Work to do: Where a line below holds the string "content", copy that line.

□ □ □ □

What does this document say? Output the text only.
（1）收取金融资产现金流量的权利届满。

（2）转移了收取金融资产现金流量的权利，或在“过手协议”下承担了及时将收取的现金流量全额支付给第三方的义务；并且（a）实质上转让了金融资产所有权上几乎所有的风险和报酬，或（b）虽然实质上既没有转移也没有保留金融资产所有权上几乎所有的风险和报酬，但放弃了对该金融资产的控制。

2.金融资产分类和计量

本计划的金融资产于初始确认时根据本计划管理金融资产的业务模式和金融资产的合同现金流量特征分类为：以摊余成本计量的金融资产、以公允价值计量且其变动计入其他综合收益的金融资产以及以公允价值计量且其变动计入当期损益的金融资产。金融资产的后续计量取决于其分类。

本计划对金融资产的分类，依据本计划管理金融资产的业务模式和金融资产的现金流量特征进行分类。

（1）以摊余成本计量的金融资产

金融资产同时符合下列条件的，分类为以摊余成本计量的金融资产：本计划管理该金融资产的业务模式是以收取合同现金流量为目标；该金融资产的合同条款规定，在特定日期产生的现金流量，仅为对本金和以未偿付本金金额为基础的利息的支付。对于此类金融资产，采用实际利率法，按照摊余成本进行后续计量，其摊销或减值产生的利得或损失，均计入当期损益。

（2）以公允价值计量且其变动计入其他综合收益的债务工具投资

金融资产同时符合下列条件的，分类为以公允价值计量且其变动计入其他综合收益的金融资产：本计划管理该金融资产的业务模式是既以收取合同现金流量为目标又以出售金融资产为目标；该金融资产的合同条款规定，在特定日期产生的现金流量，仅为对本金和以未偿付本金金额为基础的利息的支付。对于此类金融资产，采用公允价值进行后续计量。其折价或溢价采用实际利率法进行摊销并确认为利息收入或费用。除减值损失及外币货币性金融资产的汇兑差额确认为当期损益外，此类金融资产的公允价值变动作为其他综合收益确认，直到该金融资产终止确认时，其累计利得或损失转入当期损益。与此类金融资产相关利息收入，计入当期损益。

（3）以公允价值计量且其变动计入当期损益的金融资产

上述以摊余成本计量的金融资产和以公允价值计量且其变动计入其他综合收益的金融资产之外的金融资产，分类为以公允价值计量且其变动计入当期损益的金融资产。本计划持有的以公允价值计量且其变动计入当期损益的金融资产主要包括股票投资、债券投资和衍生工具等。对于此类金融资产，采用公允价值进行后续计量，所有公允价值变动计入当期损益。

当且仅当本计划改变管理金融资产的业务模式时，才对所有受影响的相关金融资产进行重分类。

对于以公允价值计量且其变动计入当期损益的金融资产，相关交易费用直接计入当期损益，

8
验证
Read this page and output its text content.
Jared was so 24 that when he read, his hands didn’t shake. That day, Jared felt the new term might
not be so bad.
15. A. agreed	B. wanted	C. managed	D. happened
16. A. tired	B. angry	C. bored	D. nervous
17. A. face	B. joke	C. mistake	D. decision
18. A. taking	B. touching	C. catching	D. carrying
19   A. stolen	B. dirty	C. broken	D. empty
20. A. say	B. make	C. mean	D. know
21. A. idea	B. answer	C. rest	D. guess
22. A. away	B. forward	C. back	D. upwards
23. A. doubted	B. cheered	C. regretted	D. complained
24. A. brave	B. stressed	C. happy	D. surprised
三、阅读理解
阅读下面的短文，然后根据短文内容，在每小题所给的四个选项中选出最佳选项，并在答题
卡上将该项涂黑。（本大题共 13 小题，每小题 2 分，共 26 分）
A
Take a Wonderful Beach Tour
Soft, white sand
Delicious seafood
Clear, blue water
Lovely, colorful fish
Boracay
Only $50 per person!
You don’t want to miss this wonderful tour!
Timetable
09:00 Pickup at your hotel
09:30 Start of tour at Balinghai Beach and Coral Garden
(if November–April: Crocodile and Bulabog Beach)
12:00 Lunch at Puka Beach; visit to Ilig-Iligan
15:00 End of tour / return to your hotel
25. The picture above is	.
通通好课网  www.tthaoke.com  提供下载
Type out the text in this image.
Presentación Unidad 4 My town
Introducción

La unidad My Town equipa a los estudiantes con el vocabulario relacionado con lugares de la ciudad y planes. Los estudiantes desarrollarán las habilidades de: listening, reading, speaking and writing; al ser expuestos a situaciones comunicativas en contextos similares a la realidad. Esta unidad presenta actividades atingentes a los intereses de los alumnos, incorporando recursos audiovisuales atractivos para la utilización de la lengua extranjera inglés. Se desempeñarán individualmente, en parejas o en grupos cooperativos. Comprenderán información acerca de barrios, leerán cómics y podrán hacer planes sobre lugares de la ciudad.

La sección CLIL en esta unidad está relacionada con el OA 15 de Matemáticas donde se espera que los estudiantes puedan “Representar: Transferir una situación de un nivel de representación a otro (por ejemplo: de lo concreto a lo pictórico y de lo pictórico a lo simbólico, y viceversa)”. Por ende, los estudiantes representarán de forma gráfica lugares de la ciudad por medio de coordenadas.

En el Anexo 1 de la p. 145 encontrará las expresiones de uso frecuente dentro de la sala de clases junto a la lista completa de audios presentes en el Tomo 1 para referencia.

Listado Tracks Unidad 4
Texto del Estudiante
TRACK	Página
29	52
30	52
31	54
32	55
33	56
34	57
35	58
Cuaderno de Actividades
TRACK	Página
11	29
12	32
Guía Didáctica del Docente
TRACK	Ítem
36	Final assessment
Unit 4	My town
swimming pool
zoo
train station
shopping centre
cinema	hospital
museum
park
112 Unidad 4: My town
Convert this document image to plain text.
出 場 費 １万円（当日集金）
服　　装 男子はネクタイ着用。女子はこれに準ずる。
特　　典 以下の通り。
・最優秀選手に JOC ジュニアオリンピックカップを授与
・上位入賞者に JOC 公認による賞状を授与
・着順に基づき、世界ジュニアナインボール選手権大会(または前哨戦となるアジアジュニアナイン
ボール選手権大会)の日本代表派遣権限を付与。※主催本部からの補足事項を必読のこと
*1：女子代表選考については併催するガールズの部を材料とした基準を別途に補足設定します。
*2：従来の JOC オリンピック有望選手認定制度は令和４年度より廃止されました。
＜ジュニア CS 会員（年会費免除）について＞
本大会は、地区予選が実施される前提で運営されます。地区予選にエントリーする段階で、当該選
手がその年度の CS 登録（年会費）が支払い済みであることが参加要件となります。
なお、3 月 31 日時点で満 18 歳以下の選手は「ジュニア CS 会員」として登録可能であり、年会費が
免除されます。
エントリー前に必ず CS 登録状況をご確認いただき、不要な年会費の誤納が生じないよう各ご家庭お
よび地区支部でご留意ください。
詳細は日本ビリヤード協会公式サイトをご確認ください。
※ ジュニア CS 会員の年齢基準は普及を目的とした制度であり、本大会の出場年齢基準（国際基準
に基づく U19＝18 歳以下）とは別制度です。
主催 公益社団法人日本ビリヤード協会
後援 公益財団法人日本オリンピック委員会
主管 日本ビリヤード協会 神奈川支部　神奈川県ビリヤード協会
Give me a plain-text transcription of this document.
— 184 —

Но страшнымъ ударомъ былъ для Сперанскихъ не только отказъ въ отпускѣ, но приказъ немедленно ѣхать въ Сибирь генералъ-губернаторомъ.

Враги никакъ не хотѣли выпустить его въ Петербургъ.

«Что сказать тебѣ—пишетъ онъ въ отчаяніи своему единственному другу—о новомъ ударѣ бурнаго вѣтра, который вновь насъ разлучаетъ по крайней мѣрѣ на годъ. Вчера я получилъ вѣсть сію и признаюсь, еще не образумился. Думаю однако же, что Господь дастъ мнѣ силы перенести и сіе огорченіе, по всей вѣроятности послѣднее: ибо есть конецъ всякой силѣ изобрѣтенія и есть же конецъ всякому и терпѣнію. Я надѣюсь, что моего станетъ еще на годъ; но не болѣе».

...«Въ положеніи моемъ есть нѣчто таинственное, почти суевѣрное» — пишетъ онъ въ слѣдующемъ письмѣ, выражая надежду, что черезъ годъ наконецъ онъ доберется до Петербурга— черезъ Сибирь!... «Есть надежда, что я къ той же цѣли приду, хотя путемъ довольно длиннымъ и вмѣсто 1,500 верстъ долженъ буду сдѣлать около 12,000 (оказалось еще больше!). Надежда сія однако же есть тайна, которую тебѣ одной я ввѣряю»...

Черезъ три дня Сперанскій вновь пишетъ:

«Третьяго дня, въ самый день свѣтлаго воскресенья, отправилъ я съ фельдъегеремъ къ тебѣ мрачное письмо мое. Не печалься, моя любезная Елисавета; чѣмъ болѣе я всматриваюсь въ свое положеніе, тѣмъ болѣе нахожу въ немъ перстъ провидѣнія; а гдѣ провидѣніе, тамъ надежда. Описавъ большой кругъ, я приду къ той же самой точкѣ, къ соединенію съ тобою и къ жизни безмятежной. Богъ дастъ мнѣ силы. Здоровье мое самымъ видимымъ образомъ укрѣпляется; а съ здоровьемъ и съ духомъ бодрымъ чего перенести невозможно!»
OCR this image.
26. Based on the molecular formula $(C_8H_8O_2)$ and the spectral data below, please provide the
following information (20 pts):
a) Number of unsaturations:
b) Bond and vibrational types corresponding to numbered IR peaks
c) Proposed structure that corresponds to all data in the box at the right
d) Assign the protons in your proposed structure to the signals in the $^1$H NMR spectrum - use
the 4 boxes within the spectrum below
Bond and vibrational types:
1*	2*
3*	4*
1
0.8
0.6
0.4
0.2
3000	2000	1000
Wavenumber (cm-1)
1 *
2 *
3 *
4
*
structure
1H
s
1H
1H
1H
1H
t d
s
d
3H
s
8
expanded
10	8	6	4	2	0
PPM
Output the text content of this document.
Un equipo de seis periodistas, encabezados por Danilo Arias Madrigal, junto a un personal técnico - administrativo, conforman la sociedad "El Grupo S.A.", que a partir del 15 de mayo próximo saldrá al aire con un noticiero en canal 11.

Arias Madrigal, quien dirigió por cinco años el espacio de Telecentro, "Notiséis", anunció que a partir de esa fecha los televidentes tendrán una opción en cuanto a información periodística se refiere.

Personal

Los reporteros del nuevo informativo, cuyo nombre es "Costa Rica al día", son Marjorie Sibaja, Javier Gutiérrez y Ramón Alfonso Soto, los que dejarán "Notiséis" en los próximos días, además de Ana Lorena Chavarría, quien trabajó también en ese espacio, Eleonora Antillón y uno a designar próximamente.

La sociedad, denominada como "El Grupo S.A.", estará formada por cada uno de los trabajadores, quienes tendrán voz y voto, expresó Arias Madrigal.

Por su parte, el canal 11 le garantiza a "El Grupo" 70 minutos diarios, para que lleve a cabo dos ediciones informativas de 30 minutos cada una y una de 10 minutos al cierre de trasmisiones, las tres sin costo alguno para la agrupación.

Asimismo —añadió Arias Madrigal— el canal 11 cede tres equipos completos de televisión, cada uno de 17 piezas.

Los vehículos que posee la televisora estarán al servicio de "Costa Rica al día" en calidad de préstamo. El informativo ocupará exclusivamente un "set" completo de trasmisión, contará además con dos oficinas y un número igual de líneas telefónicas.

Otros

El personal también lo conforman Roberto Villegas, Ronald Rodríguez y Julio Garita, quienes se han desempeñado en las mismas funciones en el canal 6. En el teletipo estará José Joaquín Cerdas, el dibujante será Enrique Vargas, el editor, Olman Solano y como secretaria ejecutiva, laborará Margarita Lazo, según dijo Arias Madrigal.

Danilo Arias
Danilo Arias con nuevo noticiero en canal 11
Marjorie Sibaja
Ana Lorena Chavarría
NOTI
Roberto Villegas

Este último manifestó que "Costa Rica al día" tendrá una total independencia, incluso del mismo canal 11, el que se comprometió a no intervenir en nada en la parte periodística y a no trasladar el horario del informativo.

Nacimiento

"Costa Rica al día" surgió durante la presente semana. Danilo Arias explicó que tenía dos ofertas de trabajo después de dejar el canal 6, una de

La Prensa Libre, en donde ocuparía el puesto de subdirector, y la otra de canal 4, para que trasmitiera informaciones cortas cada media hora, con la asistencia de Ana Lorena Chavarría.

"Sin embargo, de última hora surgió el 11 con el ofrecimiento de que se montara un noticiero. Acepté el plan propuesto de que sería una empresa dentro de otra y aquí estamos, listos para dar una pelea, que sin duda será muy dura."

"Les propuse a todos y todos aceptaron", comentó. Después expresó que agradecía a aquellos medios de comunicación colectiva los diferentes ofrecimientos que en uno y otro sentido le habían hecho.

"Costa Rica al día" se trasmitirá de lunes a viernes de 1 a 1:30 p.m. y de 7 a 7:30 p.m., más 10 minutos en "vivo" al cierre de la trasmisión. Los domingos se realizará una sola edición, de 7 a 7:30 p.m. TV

□ □ □ □

Expected answer:
Read this page and output its text content.
Output the text content of this document.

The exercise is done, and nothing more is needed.